─── Records supplied

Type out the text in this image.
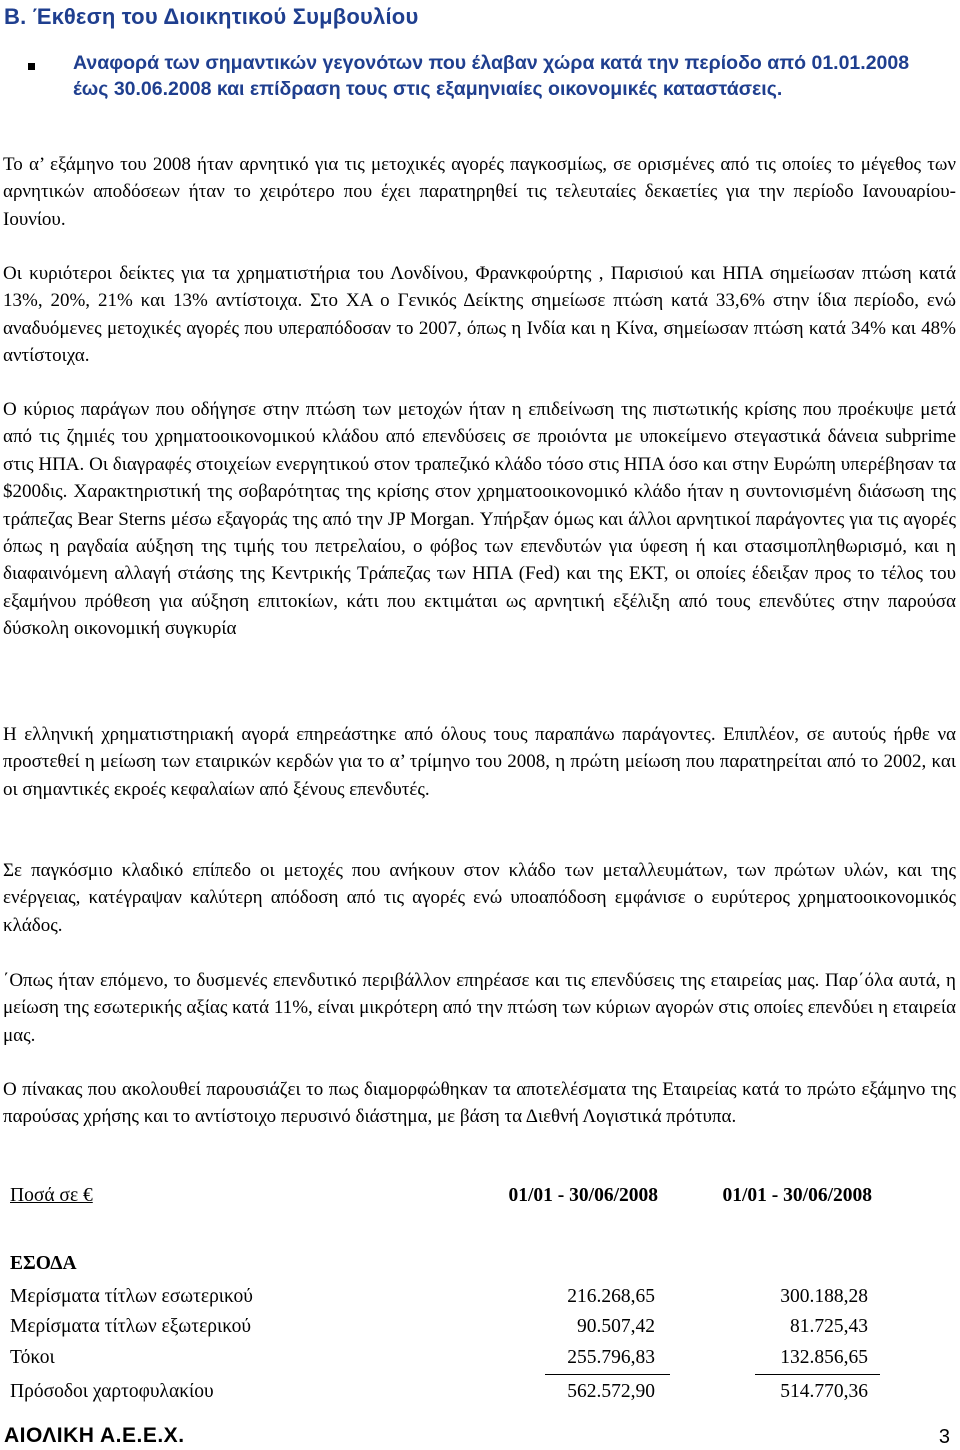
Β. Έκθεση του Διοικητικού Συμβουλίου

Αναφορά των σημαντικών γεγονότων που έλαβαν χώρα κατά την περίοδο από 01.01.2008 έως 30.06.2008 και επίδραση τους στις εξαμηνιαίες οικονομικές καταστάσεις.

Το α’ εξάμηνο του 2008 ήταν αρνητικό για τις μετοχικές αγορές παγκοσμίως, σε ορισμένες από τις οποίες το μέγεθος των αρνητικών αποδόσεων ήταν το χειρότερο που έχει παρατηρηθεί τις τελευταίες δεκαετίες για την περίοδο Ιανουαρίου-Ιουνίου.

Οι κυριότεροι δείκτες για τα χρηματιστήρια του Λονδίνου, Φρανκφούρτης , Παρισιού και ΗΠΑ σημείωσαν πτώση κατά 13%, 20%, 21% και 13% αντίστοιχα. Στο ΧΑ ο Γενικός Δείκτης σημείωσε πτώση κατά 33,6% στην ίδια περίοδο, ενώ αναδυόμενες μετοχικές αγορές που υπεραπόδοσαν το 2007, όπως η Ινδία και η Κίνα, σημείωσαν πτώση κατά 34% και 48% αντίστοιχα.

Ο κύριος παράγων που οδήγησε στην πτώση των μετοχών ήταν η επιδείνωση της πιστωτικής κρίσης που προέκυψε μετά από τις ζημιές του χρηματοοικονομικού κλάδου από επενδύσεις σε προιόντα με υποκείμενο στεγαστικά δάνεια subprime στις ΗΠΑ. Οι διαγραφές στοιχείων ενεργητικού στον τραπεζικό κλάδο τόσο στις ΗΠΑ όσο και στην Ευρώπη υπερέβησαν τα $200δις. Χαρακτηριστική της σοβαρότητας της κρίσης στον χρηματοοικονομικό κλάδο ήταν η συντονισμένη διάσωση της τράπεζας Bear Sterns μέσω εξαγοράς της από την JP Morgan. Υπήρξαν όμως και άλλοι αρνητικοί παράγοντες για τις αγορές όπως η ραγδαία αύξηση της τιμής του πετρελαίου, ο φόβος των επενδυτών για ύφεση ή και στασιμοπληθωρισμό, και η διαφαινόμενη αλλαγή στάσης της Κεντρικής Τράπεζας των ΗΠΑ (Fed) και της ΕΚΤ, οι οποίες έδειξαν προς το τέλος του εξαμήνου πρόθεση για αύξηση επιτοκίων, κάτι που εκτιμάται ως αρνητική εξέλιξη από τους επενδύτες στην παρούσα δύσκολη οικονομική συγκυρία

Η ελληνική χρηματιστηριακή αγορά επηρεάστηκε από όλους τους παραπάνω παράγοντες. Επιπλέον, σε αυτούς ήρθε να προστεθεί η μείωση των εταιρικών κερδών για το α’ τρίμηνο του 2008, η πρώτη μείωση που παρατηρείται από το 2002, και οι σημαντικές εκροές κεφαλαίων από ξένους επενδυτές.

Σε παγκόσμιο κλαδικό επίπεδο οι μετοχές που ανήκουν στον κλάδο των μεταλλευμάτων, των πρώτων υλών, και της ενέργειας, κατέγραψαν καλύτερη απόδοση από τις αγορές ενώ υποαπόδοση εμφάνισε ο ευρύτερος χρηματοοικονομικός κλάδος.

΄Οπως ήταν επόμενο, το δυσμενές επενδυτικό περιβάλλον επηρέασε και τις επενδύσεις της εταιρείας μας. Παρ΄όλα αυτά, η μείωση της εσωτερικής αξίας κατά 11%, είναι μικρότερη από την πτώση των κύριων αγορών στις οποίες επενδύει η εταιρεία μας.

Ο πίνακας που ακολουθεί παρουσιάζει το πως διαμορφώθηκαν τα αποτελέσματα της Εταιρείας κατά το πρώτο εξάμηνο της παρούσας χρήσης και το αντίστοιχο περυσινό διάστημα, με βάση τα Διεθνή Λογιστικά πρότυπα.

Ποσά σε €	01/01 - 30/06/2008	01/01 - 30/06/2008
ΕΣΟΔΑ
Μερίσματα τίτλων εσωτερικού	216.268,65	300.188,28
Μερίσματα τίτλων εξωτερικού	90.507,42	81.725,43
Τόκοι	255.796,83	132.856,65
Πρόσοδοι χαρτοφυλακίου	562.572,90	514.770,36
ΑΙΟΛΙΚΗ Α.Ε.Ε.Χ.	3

──────

Say how many lines in the records contain the string "οποίες", and say nothing else.

◆ **Result of the exercise**: 3